----- Stored records

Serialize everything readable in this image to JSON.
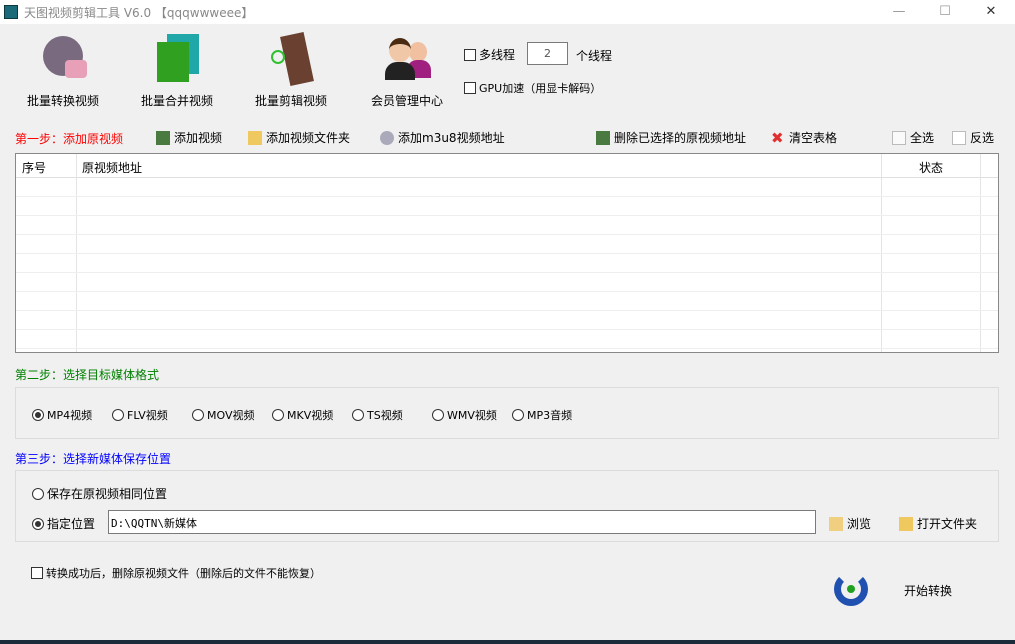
{
  "window": {
    "title": "天图视频剪辑工具 V6.0  【qqqwwweee】",
    "minimize": "—",
    "maximize": "☐",
    "close": "✕"
  },
  "toolbar": {
    "buttons": [
      {
        "label": "批量转换视频",
        "icon": "film-reel-convert-icon"
      },
      {
        "label": "批量合并视频",
        "icon": "merge-film-icon"
      },
      {
        "label": "批量剪辑视频",
        "icon": "film-cut-icon"
      },
      {
        "label": "会员管理中心",
        "icon": "users-icon"
      }
    ],
    "multithread_label": "多线程",
    "thread_count": "2",
    "thread_unit": "个线程",
    "gpu_label": "GPU加速（用显卡解码）"
  },
  "step1": {
    "label": "第一步：添加原视频",
    "add_video": "添加视频",
    "add_folder": "添加视频文件夹",
    "add_m3u8": "添加m3u8视频地址",
    "delete_selected": "删除已选择的原视频地址",
    "clear_table": "清空表格",
    "select_all": "全选",
    "invert_select": "反选",
    "columns": [
      "序号",
      "原视频地址",
      "状态"
    ]
  },
  "step2": {
    "label": "第二步：选择目标媒体格式",
    "formats": [
      "MP4视频",
      "FLV视频",
      "MOV视频",
      "MKV视频",
      "TS视频",
      "WMV视频",
      "MP3音频"
    ],
    "selected": "MP4视频"
  },
  "step3": {
    "label": "第三步：选择新媒体保存位置",
    "same_location": "保存在原视频相同位置",
    "specify_location": "指定位置",
    "path": "D:\\QQTN\\新媒体",
    "browse": "浏览",
    "open_folder": "打开文件夹"
  },
  "delete_after": "转换成功后，删除原视频文件（删除后的文件不能恢复）",
  "start": "开始转换",
  "colors": {
    "step1": "#ff0000",
    "step2": "#008000",
    "step3": "#0000ff"
  }
}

----------

What you have to do:
Output the entries above exactly, without their pictures.

Output for this exercise:
Serialize everything readable in this image to JSON.
{
  "window": {
    "title": "天图视频剪辑工具 V6.0  【qqqwwweee】",
    "minimize": "—",
    "maximize": "☐",
    "close": "✕"
  },
  "toolbar": {
    "buttons": [
      {
        "label": "批量转换视频",
        "icon": "film-reel-convert-icon"
      },
      {
        "label": "批量合并视频",
        "icon": "merge-film-icon"
      },
      {
        "label": "批量剪辑视频",
        "icon": "film-cut-icon"
      },
      {
        "label": "会员管理中心",
        "icon": "users-icon"
      }
    ],
    "multithread_label": "多线程",
    "thread_count": "2",
    "thread_unit": "个线程",
    "gpu_label": "GPU加速（用显卡解码）"
  },
  "step1": {
    "label": "第一步：添加原视频",
    "add_video": "添加视频",
    "add_folder": "添加视频文件夹",
    "add_m3u8": "添加m3u8视频地址",
    "delete_selected": "删除已选择的原视频地址",
    "clear_table": "清空表格",
    "select_all": "全选",
    "invert_select": "反选",
    "columns": [
      "序号",
      "原视频地址",
      "状态"
    ]
  },
  "step2": {
    "label": "第二步：选择目标媒体格式",
    "formats": [
      "MP4视频",
      "FLV视频",
      "MOV视频",
      "MKV视频",
      "TS视频",
      "WMV视频",
      "MP3音频"
    ],
    "selected": "MP4视频"
  },
  "step3": {
    "label": "第三步：选择新媒体保存位置",
    "same_location": "保存在原视频相同位置",
    "specify_location": "指定位置",
    "path": "D:\\QQTN\\新媒体",
    "browse": "浏览",
    "open_folder": "打开文件夹"
  },
  "delete_after": "转换成功后，删除原视频文件（删除后的文件不能恢复）",
  "start": "开始转换",
  "colors": {
    "step1": "#ff0000",
    "step2": "#008000",
    "step3": "#0000ff"
  }
}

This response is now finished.